● **STATED TASK**:
Copy every line of the listing that holds the string "data".

━━━━━━━━━━

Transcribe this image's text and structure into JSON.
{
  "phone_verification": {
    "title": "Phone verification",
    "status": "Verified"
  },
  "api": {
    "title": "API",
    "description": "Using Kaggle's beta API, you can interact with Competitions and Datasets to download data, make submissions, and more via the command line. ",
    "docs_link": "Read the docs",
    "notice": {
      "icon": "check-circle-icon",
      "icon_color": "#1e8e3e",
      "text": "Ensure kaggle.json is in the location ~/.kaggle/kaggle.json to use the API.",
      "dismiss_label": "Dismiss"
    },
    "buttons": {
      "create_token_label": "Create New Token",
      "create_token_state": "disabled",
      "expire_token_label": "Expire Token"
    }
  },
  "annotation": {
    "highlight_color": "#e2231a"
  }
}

━━━━━━━━━━

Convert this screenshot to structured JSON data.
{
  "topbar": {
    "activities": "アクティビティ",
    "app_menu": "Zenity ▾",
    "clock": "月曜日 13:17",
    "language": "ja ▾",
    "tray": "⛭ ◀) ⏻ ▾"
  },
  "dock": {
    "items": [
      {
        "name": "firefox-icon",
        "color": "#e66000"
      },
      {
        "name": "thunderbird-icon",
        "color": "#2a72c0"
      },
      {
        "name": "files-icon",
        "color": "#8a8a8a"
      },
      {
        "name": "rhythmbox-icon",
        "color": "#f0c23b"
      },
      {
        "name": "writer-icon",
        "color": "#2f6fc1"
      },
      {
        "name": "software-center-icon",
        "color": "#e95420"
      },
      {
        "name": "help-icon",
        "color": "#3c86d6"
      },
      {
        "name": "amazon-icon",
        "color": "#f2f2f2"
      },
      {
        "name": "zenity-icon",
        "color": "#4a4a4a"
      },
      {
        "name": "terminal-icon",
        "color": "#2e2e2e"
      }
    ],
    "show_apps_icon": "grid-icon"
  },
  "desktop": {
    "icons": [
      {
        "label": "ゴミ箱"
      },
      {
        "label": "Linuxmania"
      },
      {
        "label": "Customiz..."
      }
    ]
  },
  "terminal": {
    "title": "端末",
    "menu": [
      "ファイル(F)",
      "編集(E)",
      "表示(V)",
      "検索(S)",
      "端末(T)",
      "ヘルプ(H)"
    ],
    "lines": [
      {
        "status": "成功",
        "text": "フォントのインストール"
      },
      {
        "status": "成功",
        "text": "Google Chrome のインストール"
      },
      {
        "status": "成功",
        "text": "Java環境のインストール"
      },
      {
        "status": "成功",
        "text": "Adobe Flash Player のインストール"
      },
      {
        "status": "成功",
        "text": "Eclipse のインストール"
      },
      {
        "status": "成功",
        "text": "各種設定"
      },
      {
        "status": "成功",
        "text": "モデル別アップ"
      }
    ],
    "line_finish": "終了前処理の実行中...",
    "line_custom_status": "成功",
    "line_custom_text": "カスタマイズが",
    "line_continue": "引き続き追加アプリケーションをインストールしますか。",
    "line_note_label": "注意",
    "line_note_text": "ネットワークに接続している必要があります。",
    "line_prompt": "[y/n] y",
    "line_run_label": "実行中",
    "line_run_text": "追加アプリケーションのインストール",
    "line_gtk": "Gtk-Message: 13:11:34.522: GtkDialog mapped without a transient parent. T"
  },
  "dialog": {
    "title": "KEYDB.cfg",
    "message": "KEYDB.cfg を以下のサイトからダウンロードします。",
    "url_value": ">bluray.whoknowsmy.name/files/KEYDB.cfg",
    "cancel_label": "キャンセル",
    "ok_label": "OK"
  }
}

━━━━━━━━━━

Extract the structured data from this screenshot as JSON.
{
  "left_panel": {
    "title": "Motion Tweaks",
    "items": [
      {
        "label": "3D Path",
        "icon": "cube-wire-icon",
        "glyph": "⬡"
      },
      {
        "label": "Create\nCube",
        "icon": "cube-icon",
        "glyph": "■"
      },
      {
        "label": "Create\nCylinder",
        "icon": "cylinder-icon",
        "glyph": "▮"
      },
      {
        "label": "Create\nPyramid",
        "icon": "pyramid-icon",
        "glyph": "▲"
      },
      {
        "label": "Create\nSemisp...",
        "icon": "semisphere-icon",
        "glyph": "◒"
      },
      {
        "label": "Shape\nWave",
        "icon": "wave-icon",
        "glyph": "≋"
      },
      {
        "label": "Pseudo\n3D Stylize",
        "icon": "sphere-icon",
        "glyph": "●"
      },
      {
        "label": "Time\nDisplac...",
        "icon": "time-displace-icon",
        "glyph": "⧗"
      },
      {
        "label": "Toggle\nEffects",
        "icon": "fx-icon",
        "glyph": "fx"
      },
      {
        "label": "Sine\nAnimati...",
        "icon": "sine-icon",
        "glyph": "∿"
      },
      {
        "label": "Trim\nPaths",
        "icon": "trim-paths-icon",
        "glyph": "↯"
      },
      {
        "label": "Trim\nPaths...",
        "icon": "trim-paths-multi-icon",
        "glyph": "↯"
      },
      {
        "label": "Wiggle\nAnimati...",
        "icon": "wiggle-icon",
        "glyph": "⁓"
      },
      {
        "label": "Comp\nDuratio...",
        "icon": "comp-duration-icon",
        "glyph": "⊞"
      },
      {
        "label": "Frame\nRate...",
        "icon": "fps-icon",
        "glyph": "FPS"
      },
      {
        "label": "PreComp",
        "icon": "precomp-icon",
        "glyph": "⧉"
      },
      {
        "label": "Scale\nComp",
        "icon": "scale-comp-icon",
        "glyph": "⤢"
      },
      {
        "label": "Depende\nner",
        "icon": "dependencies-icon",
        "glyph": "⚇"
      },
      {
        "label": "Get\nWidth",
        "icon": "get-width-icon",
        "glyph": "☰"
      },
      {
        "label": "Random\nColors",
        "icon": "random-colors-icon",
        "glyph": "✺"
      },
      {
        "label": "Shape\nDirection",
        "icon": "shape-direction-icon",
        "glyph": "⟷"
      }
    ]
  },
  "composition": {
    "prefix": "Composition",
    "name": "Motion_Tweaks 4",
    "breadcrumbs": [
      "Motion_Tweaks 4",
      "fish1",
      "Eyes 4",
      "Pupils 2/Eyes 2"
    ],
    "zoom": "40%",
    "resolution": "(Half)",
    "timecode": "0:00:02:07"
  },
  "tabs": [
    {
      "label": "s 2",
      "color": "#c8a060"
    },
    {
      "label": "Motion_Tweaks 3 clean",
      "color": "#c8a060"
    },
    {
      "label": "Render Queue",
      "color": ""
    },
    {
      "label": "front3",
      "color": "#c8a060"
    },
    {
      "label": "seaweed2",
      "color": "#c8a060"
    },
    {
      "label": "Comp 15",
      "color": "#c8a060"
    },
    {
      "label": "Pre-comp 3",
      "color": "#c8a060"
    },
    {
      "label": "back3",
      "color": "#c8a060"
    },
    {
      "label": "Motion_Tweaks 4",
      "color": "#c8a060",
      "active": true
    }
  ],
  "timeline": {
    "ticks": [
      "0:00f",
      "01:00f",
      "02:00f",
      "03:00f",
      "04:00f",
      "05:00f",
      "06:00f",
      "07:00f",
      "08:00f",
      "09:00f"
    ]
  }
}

━━━━━━━━━━

● **RIGHT ANSWER**:
    "description": "Using Kaggle's beta API, you can interact with Competitions and Datasets to download data, make submissions, and more via the command line. ",
Convert this screenshot to structured JSON data.
Extract the structured data from this screenshot as JSON.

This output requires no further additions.